__Task requirements__
Where a line contains the word "Young", copy that line in full.

(Extracted data entries)
* Start *
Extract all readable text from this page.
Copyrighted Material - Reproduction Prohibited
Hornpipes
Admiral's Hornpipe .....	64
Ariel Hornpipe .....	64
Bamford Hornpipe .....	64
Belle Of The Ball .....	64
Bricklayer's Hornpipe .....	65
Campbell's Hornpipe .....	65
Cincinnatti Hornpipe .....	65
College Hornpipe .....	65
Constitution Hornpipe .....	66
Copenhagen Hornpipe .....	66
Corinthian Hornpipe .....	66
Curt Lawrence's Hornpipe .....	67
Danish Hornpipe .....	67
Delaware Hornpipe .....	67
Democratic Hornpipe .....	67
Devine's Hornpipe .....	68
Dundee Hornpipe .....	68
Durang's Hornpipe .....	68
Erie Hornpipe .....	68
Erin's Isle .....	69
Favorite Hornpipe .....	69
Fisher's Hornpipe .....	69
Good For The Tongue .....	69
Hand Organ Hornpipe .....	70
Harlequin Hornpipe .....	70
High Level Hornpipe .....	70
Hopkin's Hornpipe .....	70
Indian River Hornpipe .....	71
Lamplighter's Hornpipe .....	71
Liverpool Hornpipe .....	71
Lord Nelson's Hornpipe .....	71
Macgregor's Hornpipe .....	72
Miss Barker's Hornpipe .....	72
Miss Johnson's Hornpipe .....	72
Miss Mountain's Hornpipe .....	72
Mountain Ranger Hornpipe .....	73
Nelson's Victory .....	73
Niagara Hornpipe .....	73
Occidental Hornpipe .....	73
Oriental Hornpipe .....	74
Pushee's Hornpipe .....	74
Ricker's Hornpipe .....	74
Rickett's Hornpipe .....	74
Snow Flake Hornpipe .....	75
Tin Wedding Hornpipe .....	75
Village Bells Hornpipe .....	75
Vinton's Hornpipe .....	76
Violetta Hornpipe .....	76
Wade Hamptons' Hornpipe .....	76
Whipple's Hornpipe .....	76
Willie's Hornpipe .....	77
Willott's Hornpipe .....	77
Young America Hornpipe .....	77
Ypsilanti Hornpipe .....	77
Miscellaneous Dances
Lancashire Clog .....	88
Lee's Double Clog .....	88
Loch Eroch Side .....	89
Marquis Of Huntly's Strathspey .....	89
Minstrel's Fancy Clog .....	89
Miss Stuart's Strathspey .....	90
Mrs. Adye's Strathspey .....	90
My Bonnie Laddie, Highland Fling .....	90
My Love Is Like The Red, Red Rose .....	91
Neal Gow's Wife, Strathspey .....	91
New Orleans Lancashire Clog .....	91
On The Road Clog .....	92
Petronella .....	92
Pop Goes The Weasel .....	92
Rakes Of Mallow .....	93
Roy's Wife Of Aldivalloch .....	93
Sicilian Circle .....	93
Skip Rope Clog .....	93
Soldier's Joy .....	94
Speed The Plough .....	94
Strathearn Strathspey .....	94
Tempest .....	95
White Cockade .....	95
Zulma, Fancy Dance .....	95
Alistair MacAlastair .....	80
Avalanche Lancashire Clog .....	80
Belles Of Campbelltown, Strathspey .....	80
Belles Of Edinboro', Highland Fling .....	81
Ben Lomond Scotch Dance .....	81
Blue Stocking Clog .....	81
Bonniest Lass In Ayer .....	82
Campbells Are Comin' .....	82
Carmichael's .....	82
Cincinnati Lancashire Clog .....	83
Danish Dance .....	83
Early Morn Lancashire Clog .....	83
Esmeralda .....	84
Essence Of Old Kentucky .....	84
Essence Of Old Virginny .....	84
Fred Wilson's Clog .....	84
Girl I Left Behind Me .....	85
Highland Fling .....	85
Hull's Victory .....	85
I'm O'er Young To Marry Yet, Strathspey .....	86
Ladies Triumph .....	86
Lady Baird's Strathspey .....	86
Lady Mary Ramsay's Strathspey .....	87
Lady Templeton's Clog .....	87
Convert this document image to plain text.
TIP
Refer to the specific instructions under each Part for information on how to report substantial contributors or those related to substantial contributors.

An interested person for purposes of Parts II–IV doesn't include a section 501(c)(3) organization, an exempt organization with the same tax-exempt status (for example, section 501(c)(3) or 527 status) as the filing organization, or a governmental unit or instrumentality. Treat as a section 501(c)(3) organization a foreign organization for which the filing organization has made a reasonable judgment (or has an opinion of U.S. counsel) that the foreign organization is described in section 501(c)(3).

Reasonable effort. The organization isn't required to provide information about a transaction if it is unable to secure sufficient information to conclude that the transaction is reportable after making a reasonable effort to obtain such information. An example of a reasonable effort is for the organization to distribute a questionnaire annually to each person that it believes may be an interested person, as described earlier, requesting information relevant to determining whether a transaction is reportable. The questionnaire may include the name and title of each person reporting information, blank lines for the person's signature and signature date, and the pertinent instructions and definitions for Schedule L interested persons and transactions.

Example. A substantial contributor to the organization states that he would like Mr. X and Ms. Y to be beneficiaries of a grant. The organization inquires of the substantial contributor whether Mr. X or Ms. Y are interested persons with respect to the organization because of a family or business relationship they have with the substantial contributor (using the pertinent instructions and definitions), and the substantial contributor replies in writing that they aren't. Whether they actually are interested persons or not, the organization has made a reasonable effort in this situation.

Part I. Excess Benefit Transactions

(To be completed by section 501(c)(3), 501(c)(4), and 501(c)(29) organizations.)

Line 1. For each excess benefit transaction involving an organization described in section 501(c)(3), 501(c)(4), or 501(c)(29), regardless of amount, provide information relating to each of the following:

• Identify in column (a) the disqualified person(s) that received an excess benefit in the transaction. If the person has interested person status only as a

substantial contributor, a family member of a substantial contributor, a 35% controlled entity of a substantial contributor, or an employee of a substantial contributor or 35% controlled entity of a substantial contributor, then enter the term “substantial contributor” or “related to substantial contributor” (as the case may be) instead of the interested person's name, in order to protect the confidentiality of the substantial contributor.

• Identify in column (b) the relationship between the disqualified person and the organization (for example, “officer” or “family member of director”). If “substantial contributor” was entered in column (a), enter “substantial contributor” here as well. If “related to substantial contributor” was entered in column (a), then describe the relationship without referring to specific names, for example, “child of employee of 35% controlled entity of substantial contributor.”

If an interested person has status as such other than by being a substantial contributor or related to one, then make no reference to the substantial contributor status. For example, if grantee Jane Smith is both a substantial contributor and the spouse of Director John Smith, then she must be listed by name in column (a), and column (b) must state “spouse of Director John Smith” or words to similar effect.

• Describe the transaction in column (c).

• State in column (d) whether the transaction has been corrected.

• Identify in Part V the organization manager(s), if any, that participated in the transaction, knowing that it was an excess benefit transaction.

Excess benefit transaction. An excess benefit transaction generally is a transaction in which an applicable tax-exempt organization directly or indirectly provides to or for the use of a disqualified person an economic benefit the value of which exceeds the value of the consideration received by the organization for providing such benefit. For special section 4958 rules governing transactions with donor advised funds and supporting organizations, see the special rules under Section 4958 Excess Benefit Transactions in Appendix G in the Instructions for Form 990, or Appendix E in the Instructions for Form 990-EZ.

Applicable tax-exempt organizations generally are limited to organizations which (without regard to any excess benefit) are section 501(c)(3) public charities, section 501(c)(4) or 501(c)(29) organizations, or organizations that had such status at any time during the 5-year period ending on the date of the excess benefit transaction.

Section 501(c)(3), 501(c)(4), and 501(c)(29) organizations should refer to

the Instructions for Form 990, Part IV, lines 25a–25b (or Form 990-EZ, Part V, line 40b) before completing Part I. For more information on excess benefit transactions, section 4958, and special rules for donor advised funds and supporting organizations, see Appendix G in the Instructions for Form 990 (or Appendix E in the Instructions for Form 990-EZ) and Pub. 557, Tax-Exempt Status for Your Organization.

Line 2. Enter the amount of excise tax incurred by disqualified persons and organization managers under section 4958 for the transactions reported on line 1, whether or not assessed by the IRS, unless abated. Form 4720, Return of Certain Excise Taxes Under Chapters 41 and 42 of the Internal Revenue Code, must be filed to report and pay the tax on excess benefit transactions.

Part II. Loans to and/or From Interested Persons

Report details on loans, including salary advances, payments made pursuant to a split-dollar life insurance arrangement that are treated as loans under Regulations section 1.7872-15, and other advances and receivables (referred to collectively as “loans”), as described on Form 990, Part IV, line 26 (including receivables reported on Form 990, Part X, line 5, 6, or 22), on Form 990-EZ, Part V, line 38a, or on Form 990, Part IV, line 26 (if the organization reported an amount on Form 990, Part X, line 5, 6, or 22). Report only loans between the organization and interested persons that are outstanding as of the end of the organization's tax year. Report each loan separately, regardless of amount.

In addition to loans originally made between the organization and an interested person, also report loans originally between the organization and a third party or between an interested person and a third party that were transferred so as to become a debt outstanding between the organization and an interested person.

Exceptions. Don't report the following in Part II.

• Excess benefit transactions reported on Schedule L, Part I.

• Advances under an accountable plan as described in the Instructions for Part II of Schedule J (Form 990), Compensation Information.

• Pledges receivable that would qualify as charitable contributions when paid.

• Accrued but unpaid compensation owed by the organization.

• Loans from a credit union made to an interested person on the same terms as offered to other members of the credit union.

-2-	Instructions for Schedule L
* End *
__Reply__
Young America Hornpipe .....	77
I'm O'er Young To Marry Yet, Strathspey .....	86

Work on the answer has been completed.